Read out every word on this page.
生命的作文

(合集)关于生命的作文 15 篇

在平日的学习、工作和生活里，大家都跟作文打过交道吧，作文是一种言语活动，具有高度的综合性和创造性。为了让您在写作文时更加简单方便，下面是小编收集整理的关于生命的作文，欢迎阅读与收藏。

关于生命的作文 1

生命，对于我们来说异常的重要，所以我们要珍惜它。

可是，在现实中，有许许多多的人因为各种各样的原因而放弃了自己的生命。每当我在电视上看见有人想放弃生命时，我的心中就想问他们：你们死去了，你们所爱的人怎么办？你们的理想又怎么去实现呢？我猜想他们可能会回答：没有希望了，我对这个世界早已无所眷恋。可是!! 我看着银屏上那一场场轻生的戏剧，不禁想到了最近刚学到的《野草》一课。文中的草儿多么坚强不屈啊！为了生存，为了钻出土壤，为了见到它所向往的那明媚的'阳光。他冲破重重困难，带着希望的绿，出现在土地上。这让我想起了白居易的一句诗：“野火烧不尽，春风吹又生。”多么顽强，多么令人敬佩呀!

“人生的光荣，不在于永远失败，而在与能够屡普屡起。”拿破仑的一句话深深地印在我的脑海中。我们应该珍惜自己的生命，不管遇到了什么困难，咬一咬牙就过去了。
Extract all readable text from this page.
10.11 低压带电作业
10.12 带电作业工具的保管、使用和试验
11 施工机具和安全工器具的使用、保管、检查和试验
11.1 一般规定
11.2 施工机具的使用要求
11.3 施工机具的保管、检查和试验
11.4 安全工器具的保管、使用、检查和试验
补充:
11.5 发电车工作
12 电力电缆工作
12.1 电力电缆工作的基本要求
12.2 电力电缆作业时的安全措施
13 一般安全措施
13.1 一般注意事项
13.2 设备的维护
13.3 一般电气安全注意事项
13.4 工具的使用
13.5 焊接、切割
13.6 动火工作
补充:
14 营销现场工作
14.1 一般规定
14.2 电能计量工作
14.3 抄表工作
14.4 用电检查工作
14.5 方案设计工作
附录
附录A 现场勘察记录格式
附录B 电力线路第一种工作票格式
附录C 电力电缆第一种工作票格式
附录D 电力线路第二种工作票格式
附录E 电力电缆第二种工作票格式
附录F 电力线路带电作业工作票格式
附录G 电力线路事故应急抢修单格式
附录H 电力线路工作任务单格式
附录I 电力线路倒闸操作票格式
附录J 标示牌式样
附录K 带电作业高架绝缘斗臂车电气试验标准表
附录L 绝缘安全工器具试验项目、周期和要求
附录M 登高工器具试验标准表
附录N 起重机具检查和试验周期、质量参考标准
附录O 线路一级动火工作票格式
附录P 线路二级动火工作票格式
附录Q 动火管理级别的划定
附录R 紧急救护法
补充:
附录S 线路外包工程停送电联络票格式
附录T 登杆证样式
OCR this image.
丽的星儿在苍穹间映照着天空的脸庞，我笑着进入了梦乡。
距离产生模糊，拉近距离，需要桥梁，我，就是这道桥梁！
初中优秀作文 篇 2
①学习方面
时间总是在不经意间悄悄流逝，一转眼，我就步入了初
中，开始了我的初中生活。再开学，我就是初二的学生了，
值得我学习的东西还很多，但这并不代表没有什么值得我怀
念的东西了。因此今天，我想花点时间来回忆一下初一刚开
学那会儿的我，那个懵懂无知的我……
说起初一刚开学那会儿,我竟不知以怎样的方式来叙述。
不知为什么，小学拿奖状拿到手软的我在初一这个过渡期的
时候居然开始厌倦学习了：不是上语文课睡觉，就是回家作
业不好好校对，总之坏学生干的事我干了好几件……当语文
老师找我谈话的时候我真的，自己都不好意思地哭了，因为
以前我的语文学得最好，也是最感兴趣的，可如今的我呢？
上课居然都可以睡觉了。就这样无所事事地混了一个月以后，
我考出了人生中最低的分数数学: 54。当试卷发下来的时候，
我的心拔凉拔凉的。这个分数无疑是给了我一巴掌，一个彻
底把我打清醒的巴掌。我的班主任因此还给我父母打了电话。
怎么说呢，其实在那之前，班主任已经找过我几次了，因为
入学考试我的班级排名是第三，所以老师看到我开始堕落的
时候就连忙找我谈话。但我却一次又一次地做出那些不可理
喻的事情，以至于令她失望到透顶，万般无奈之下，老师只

◆ Exercise objective
Write out the whole listing again, exactly as it stands.

◆ Exercise output
Read out every word on this page.
生命的作文

(合集)关于生命的作文 15 篇

在平日的学习、工作和生活里，大家都跟作文打过交道吧，作文是一种言语活动，具有高度的综合性和创造性。为了让您在写作文时更加简单方便，下面是小编收集整理的关于生命的作文，欢迎阅读与收藏。

关于生命的作文 1

生命，对于我们来说异常的重要，所以我们要珍惜它。

可是，在现实中，有许许多多的人因为各种各样的原因而放弃了自己的生命。每当我在电视上看见有人想放弃生命时，我的心中就想问他们：你们死去了，你们所爱的人怎么办？你们的理想又怎么去实现呢？我猜想他们可能会回答：没有希望了，我对这个世界早已无所眷恋。可是!! 我看着银屏上那一场场轻生的戏剧，不禁想到了最近刚学到的《野草》一课。文中的草儿多么坚强不屈啊！为了生存，为了钻出土壤，为了见到它所向往的那明媚的'阳光。他冲破重重困难，带着希望的绿，出现在土地上。这让我想起了白居易的一句诗：“野火烧不尽，春风吹又生。”多么顽强，多么令人敬佩呀!

“人生的光荣，不在于永远失败，而在与能够屡普屡起。”拿破仑的一句话深深地印在我的脑海中。我们应该珍惜自己的生命，不管遇到了什么困难，咬一咬牙就过去了。
Extract all readable text from this page.
10.11 低压带电作业
10.12 带电作业工具的保管、使用和试验
11 施工机具和安全工器具的使用、保管、检查和试验
11.1 一般规定
11.2 施工机具的使用要求
11.3 施工机具的保管、检查和试验
11.4 安全工器具的保管、使用、检查和试验
补充:
11.5 发电车工作
12 电力电缆工作
12.1 电力电缆工作的基本要求
12.2 电力电缆作业时的安全措施
13 一般安全措施
13.1 一般注意事项
13.2 设备的维护
13.3 一般电气安全注意事项
13.4 工具的使用
13.5 焊接、切割
13.6 动火工作
补充:
14 营销现场工作
14.1 一般规定
14.2 电能计量工作
14.3 抄表工作
14.4 用电检查工作
14.5 方案设计工作
附录
附录A 现场勘察记录格式
附录B 电力线路第一种工作票格式
附录C 电力电缆第一种工作票格式
附录D 电力线路第二种工作票格式
附录E 电力电缆第二种工作票格式
附录F 电力线路带电作业工作票格式
附录G 电力线路事故应急抢修单格式
附录H 电力线路工作任务单格式
附录I 电力线路倒闸操作票格式
附录J 标示牌式样
附录K 带电作业高架绝缘斗臂车电气试验标准表
附录L 绝缘安全工器具试验项目、周期和要求
附录M 登高工器具试验标准表
附录N 起重机具检查和试验周期、质量参考标准
附录O 线路一级动火工作票格式
附录P 线路二级动火工作票格式
附录Q 动火管理级别的划定
附录R 紧急救护法
补充:
附录S 线路外包工程停送电联络票格式
附录T 登杆证样式
OCR this image.
丽的星儿在苍穹间映照着天空的脸庞，我笑着进入了梦乡。
距离产生模糊，拉近距离，需要桥梁，我，就是这道桥梁！
初中优秀作文 篇 2
①学习方面
时间总是在不经意间悄悄流逝，一转眼，我就步入了初
中，开始了我的初中生活。再开学，我就是初二的学生了，
值得我学习的东西还很多，但这并不代表没有什么值得我怀
念的东西了。因此今天，我想花点时间来回忆一下初一刚开
学那会儿的我，那个懵懂无知的我……
说起初一刚开学那会儿,我竟不知以怎样的方式来叙述。
不知为什么，小学拿奖状拿到手软的我在初一这个过渡期的
时候居然开始厌倦学习了：不是上语文课睡觉，就是回家作
业不好好校对，总之坏学生干的事我干了好几件……当语文
老师找我谈话的时候我真的，自己都不好意思地哭了，因为
以前我的语文学得最好，也是最感兴趣的，可如今的我呢？
上课居然都可以睡觉了。就这样无所事事地混了一个月以后，
我考出了人生中最低的分数数学: 54。当试卷发下来的时候，
我的心拔凉拔凉的。这个分数无疑是给了我一巴掌，一个彻
底把我打清醒的巴掌。我的班主任因此还给我父母打了电话。
怎么说呢，其实在那之前，班主任已经找过我几次了，因为
入学考试我的班级排名是第三，所以老师看到我开始堕落的
时候就连忙找我谈话。但我却一次又一次地做出那些不可理
喻的事情，以至于令她失望到透顶，万般无奈之下，老师只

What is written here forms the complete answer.